What you will do:
a: Rewrite the patent excerpt starting at "[0026] As used" and ending at "not a saccharide.", replacing "glycoprotein" with "glycosylated protein".
b: Decide whether the patent excerpt agrees with each of the following statements. Answer yes or no and quote the deciding words. (i) FIG. 1 is a schematic of methods for rapid sequencing of carbohydrate structures. (ii) FIG. 2B shows automated solid phase synthesis. (iii) The purified antibody was injected into New Zealand rabbits.

Page excerpt:

The method includes: determining the chemical composition and
structure of all or a portion of the second moiety, modifying the
structure of the second moiety to provide a modified second moiety,
evaluating or screening the molecule having the modified second
moiety, e.g., for a biological activity or other chemical or
physical property, and attaching the modified second moiety to a
different first moiety.
[0025] In another aspect, the invention features a method of
producing a first molecule which includes a first non-saccharide
moiety and a second polysaccharide moiety. The method includes:
selecting a modified second moiety which has been modified based
upon its ability to confer a desired property on a second molecule,
wherein the modified second moiety has been modified based upon its
chemical structure; providing the modified second moiety which has
been modified based upon its chemical structure and composition;
and producing a first molecule which includes a first
non-saccharide moiety and the modified second moiety, wherein the
modified second moiety alters an activity of the first moiety, to
thereby produce a first molecule.
[0026] As used herein, a non-saccharide moiety is a chemical moiety
which includes a moiety which is other than a saccharide, for
example, other than a di- or poly-saccharide. The most preferred
non-saccharide moiety is a protein, polypeptide, peptide, amino
acid, or lipid. The non-saccharide moiety may contain a saccharide
component, for example, a glycoprotein can be a non-saccharide
moiety, but as discussed above, the non-saccharide moiety must
include an element which is not a saccharide.
BRIEF DESCRIPTION OF THE DRAWINGS
[0027] FIG. 1 is a schematic of methods for rapid sequencing of
carbohydrate structures.
[0028] FIGS. 2A and 2B are schematics of two techniques for
synthesis of modified oligosaccharides. FIG. 2A shows automated
solid phase synthesis, and FIG. 2B shows metabolic engineering in
cell-based systems.
[0029] FIGS. 3A, 3B, 3C and 3D are a set of diagrams depicting
notation schemes for branched chain analysis.
[0030] FIG. 4 measures the in vivo half-life of anti-MHC antibody
(OKT3). 100 .mu.g/kg of purified antibody, either with altered
glycosylation or unaltered glycosylation, was injected
intravenously into New Zealand rabbits. Blood samples were drawn at
selected time points from 0-30 hours post-injection. Antibody
levels were determined using an IgG-specific ELISA kit.

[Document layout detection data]
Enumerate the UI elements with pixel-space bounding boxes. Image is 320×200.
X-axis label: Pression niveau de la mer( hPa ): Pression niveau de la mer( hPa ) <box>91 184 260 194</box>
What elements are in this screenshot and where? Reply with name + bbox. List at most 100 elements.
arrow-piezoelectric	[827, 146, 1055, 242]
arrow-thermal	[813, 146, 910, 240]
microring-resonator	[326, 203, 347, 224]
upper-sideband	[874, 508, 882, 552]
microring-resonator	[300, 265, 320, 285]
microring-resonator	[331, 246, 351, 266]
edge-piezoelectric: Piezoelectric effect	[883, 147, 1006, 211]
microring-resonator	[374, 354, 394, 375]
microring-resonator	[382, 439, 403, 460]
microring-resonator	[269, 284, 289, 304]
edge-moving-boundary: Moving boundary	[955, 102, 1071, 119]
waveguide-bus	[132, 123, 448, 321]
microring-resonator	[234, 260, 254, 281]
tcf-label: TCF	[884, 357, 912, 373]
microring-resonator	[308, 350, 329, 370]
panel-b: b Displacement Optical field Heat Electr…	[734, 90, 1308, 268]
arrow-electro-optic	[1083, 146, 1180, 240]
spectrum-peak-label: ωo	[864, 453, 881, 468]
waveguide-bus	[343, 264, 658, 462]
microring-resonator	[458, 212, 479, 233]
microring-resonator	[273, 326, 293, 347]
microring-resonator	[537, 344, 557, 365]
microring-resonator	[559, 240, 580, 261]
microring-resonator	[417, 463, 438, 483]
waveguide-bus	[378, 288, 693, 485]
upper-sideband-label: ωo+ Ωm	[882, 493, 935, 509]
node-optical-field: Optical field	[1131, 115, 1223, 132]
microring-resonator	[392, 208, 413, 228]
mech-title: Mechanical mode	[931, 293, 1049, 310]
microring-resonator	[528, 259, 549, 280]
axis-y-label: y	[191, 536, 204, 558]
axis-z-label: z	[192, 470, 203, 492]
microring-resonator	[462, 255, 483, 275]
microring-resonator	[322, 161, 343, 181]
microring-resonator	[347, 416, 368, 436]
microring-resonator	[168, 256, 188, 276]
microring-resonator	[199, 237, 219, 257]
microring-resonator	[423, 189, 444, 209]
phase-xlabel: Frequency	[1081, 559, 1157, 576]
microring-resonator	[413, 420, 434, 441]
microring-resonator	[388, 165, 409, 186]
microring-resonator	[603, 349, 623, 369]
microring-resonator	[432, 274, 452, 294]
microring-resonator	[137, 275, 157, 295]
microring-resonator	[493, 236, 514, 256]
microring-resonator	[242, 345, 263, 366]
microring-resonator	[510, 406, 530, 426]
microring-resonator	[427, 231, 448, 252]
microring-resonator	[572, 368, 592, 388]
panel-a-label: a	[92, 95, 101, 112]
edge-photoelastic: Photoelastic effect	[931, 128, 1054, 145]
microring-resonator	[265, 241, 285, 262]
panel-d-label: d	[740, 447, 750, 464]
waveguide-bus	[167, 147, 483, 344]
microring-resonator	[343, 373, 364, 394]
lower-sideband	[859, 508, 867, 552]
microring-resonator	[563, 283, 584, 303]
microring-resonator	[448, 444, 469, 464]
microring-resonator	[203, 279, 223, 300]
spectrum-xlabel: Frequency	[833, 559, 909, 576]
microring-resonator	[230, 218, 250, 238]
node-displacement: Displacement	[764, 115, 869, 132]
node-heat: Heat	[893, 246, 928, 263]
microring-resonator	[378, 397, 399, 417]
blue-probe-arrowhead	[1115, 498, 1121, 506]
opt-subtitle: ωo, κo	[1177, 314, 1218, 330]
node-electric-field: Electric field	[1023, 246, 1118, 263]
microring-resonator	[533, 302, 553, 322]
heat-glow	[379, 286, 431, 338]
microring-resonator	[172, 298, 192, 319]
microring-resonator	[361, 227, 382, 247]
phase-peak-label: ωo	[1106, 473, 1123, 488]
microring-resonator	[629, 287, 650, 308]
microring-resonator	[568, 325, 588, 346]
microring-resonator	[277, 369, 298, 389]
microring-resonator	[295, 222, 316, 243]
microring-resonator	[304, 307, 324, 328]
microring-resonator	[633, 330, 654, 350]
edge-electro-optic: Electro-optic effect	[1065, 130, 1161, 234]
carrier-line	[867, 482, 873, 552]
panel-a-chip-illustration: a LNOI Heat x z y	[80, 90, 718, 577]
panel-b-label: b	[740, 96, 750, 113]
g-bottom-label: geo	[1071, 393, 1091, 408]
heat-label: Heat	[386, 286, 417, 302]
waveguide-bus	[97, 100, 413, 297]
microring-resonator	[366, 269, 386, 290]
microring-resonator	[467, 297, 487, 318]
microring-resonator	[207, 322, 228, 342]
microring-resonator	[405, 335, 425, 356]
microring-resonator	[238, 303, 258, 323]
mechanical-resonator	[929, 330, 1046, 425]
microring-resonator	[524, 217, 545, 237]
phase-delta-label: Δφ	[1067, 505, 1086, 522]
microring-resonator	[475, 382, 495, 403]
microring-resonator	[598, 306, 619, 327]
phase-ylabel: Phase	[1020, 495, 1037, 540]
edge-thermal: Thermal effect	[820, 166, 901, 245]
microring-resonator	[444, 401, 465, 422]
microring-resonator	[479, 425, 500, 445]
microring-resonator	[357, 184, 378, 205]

Responses to the exercise:
a:
[0026] As used herein, a non-saccharide moiety is a chemical moiety
which includes a moiety which is other than a saccharide, for
example, other than a di- or poly-saccharide. The most preferred
non-saccharide moiety is a protein, polypeptide, peptide, amino
acid, or lipid. The non-saccharide moiety may contain a saccharide
component, for example, a glycosylated protein can be a non-saccharide
moiety, but as discussed above, the non-saccharide moiety must
include an element which is not a saccharide.

b:
(i) Yes: "FIG. 1 is a schematic of methods for rapid sequencing of carbohydrate structures."
(ii) No: "FIG. 2A shows automated solid phase synthesis, and FIG. 2B shows metabolic engineering in cell-based systems."
(iii) Yes: "was injected intravenously into New Zealand rabbits."